- RECORDS FOR THIS TASK -

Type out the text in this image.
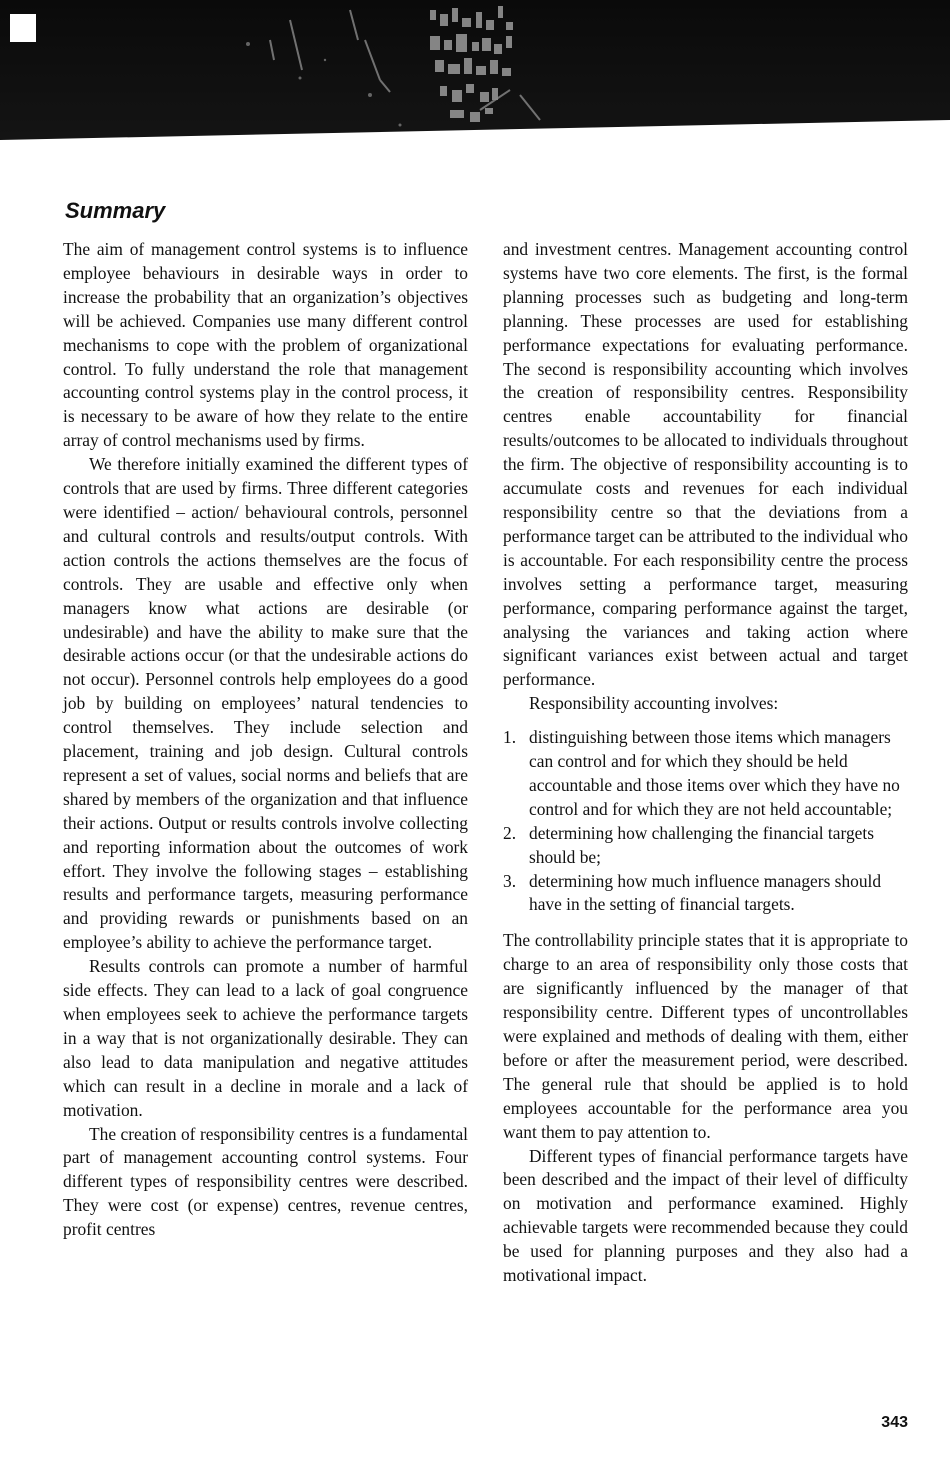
Summary

The aim of management control systems is to influence employee behaviours in desirable ways in order to increase the probability that an organization’s objectives will be achieved. Companies use many different control mechanisms to cope with the problem of organizational control. To fully understand the role that management accounting control systems play in the control process, it is necessary to be aware of how they relate to the entire array of control mechanisms used by firms.

We therefore initially examined the different types of controls that are used by firms. Three different categories were identified – action/ behavioural controls, personnel and cultural controls and results/output controls. With action controls the actions themselves are the focus of controls. They are usable and effective only when managers know what actions are desirable (or undesirable) and have the ability to make sure that the desirable actions occur (or that the undesirable actions do not occur). Personnel controls help employees do a good job by building on employees’ natural tendencies to control themselves. They include selection and placement, training and job design. Cultural controls represent a set of values, social norms and beliefs that are shared by members of the organization and that influence their actions. Output or results controls involve collecting and reporting information about the outcomes of work effort. They involve the following stages – establishing results and performance targets, measuring performance and providing rewards or punishments based on an employee’s ability to achieve the performance target.

Results controls can promote a number of harmful side effects. They can lead to a lack of goal congruence when employees seek to achieve the performance targets in a way that is not organizationally desirable. They can also lead to data manipulation and negative attitudes which can result in a decline in morale and a lack of motivation.

The creation of responsibility centres is a fundamental part of management accounting control systems. Four different types of responsibility centres were described. They were cost (or expense) centres, revenue centres, profit centres

and investment centres. Management accounting control systems have two core elements. The first, is the formal planning processes such as budgeting and long-term planning. These processes are used for establishing performance expectations for evaluating performance. The second is responsibility accounting which involves the creation of responsibility centres. Responsibility centres enable accountability for financial results/outcomes to be allocated to individuals throughout the firm. The objective of responsibility accounting is to accumulate costs and revenues for each individual responsibility centre so that the deviations from a performance target can be attributed to the individual who is accountable. For each responsibility centre the process involves setting a performance target, measuring performance, comparing performance against the target, analysing the variances and taking action where significant variances exist between actual and target performance.

Responsibility accounting involves:

1. distinguishing between those items which managers can control and for which they should be held accountable and those items over which they have no control and for which they are not held accountable;
2. determining how challenging the financial targets should be;
3. determining how much influence managers should have in the setting of financial targets.

The controllability principle states that it is appropriate to charge to an area of responsibility only those costs that are significantly influenced by the manager of that responsibility centre. Different types of uncontrollables were explained and methods of dealing with them, either before or after the measurement period, were described. The general rule that should be applied is to hold employees accountable for the performance area you want them to pay attention to.

Different types of financial performance targets have been described and the impact of their level of difficulty on motivation and performance examined. Highly achievable targets were recommended because they could be used for planning purposes and they also had a motivational impact.

343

- EXERCISE -
Quote the records in full and exactly; skip any image.

- CORRECT RESULT -
Type out the text in this image.
Summary

The aim of management control systems is to influence employee behaviours in desirable ways in order to increase the probability that an organization’s objectives will be achieved. Companies use many different control mechanisms to cope with the problem of organizational control. To fully understand the role that management accounting control systems play in the control process, it is necessary to be aware of how they relate to the entire array of control mechanisms used by firms.

We therefore initially examined the different types of controls that are used by firms. Three different categories were identified – action/ behavioural controls, personnel and cultural controls and results/output controls. With action controls the actions themselves are the focus of controls. They are usable and effective only when managers know what actions are desirable (or undesirable) and have the ability to make sure that the desirable actions occur (or that the undesirable actions do not occur). Personnel controls help employees do a good job by building on employees’ natural tendencies to control themselves. They include selection and placement, training and job design. Cultural controls represent a set of values, social norms and beliefs that are shared by members of the organization and that influence their actions. Output or results controls involve collecting and reporting information about the outcomes of work effort. They involve the following stages – establishing results and performance targets, measuring performance and providing rewards or punishments based on an employee’s ability to achieve the performance target.

Results controls can promote a number of harmful side effects. They can lead to a lack of goal congruence when employees seek to achieve the performance targets in a way that is not organizationally desirable. They can also lead to data manipulation and negative attitudes which can result in a decline in morale and a lack of motivation.

The creation of responsibility centres is a fundamental part of management accounting control systems. Four different types of responsibility centres were described. They were cost (or expense) centres, revenue centres, profit centres

and investment centres. Management accounting control systems have two core elements. The first, is the formal planning processes such as budgeting and long-term planning. These processes are used for establishing performance expectations for evaluating performance. The second is responsibility accounting which involves the creation of responsibility centres. Responsibility centres enable accountability for financial results/outcomes to be allocated to individuals throughout the firm. The objective of responsibility accounting is to accumulate costs and revenues for each individual responsibility centre so that the deviations from a performance target can be attributed to the individual who is accountable. For each responsibility centre the process involves setting a performance target, measuring performance, comparing performance against the target, analysing the variances and taking action where significant variances exist between actual and target performance.

Responsibility accounting involves:

1. distinguishing between those items which managers can control and for which they should be held accountable and those items over which they have no control and for which they are not held accountable;
2. determining how challenging the financial targets should be;
3. determining how much influence managers should have in the setting of financial targets.

The controllability principle states that it is appropriate to charge to an area of responsibility only those costs that are significantly influenced by the manager of that responsibility centre. Different types of uncontrollables were explained and methods of dealing with them, either before or after the measurement period, were described. The general rule that should be applied is to hold employees accountable for the performance area you want them to pay attention to.

Different types of financial performance targets have been described and the impact of their level of difficulty on motivation and performance examined. Highly achievable targets were recommended because they could be used for planning purposes and they also had a motivational impact.

343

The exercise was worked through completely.